■ **WHAT THE TASK REQUIRES**
Select, from the material below, each line with "icon" in it.

■ **RECORD EXCERPTS**
★ ★ ★ ★ ★
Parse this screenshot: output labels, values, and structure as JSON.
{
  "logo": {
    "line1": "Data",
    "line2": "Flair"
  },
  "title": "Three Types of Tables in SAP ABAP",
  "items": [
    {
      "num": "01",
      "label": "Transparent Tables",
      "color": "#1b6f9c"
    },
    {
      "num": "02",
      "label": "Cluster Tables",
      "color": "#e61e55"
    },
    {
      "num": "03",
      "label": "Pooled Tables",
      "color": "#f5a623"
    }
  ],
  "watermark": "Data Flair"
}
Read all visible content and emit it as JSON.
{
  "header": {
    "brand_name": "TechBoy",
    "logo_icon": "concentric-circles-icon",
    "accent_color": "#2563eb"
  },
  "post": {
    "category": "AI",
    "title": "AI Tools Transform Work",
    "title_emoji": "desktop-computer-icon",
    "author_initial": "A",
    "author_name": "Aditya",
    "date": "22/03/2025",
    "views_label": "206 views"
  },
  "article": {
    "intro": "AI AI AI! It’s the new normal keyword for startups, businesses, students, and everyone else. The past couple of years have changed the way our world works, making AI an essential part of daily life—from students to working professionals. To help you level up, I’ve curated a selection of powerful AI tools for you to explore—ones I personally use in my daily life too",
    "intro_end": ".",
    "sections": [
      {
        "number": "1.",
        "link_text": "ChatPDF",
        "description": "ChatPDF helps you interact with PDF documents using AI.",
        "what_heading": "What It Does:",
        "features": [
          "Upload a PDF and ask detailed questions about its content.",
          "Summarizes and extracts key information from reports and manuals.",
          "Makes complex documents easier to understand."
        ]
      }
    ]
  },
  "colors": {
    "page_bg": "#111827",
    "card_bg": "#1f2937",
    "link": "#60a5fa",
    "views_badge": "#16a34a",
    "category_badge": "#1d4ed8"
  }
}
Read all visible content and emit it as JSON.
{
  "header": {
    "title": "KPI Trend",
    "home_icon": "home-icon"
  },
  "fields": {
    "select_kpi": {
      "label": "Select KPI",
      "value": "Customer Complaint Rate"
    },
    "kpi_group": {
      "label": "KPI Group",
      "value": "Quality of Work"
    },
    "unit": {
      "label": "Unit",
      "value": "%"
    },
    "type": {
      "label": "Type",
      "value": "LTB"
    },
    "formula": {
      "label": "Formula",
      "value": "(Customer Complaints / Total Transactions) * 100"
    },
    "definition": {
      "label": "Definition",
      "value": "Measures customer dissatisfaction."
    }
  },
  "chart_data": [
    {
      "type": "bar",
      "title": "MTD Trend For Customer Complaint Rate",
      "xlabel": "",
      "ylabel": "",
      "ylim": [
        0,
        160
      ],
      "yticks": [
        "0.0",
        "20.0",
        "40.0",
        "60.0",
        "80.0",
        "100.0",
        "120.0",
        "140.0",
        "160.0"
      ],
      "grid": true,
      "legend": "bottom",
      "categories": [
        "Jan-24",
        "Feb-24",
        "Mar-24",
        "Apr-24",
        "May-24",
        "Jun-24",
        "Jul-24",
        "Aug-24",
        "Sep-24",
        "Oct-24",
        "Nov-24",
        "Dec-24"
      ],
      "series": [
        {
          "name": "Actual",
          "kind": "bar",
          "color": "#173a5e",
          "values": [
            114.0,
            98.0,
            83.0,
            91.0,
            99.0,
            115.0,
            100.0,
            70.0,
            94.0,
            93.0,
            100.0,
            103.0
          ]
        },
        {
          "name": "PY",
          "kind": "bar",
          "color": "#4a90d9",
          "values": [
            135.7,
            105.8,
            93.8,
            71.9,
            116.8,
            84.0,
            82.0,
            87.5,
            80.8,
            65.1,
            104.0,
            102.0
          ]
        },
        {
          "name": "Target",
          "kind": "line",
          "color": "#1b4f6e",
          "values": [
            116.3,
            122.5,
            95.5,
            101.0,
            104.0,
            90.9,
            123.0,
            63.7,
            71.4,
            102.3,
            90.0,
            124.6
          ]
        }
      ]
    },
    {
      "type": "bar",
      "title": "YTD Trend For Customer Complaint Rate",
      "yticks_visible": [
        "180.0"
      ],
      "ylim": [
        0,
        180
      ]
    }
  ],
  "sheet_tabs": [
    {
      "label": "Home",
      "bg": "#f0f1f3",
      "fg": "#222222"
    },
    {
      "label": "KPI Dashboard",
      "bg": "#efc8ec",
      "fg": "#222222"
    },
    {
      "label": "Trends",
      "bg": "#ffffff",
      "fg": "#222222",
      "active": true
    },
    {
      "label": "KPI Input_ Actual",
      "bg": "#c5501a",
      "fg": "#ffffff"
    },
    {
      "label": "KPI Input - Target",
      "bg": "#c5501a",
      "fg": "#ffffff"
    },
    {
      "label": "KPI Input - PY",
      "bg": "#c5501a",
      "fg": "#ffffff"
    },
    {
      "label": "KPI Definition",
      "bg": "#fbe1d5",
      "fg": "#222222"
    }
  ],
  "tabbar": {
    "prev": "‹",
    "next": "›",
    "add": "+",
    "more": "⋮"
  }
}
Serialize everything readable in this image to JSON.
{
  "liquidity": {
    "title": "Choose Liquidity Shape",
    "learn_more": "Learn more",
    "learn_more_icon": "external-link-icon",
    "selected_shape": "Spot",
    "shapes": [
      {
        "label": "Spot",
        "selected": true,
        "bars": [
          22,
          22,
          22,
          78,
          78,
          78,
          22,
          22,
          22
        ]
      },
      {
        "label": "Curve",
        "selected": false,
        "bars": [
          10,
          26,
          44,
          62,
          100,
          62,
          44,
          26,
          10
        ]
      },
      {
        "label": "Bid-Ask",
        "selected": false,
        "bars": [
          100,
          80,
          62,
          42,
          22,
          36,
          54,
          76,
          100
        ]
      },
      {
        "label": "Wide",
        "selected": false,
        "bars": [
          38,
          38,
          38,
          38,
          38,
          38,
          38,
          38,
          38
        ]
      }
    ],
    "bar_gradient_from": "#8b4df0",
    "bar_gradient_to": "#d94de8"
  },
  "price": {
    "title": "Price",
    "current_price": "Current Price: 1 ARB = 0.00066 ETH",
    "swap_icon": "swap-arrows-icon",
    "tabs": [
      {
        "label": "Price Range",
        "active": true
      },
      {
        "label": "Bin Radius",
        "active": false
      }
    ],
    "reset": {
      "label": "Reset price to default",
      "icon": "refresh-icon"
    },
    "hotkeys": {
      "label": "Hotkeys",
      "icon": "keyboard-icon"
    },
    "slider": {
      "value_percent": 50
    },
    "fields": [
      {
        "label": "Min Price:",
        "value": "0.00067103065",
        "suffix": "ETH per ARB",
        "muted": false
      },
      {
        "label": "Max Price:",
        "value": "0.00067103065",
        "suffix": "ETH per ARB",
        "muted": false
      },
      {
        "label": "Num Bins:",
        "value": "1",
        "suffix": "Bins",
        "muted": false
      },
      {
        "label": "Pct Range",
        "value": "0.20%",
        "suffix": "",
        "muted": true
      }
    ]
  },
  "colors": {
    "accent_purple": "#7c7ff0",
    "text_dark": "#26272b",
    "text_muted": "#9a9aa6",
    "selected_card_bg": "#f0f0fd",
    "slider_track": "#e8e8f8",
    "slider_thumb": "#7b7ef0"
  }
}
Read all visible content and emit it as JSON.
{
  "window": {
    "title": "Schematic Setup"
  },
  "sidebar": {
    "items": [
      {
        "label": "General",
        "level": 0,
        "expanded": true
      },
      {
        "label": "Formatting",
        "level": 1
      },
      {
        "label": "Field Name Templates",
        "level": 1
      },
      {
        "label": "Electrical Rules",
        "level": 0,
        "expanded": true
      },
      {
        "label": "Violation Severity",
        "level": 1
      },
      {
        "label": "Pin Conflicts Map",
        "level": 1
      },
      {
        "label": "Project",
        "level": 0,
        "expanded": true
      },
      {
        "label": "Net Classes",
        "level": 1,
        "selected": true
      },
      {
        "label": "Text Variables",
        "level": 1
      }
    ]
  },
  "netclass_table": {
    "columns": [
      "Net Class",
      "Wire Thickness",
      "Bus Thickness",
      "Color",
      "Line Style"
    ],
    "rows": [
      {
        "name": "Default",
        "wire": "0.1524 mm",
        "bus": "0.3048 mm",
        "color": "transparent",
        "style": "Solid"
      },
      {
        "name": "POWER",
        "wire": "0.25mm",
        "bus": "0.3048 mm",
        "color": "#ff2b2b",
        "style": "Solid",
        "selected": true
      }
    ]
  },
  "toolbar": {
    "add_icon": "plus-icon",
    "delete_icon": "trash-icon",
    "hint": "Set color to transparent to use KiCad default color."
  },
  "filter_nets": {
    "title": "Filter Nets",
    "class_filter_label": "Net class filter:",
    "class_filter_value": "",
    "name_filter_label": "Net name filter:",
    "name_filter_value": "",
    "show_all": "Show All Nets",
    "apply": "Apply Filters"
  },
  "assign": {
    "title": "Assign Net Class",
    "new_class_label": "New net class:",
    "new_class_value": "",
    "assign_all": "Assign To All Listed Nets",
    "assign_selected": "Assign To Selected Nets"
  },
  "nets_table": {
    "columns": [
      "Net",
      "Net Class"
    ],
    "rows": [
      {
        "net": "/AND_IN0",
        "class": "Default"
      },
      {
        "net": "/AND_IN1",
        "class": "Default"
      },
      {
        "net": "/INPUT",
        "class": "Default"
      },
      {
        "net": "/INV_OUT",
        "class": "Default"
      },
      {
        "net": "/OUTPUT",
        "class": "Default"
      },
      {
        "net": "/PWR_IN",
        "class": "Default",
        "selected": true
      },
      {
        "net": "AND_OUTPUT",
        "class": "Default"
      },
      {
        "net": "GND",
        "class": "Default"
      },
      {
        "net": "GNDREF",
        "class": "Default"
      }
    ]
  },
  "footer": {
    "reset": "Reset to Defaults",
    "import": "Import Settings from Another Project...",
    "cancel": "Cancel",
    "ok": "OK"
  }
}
★ ★ ★ ★ ★
■ **RESULT OF THIS TASK**
    "logo_icon": "concentric-circles-icon",
    "title_emoji": "desktop-computer-icon",
    "home_icon": "home-icon"
    "learn_more_icon": "external-link-icon",
    "swap_icon": "swap-arrows-icon",
      "icon": "refresh-icon"
      "icon": "keyboard-icon"
    "add_icon": "plus-icon",
    "delete_icon": "trash-icon",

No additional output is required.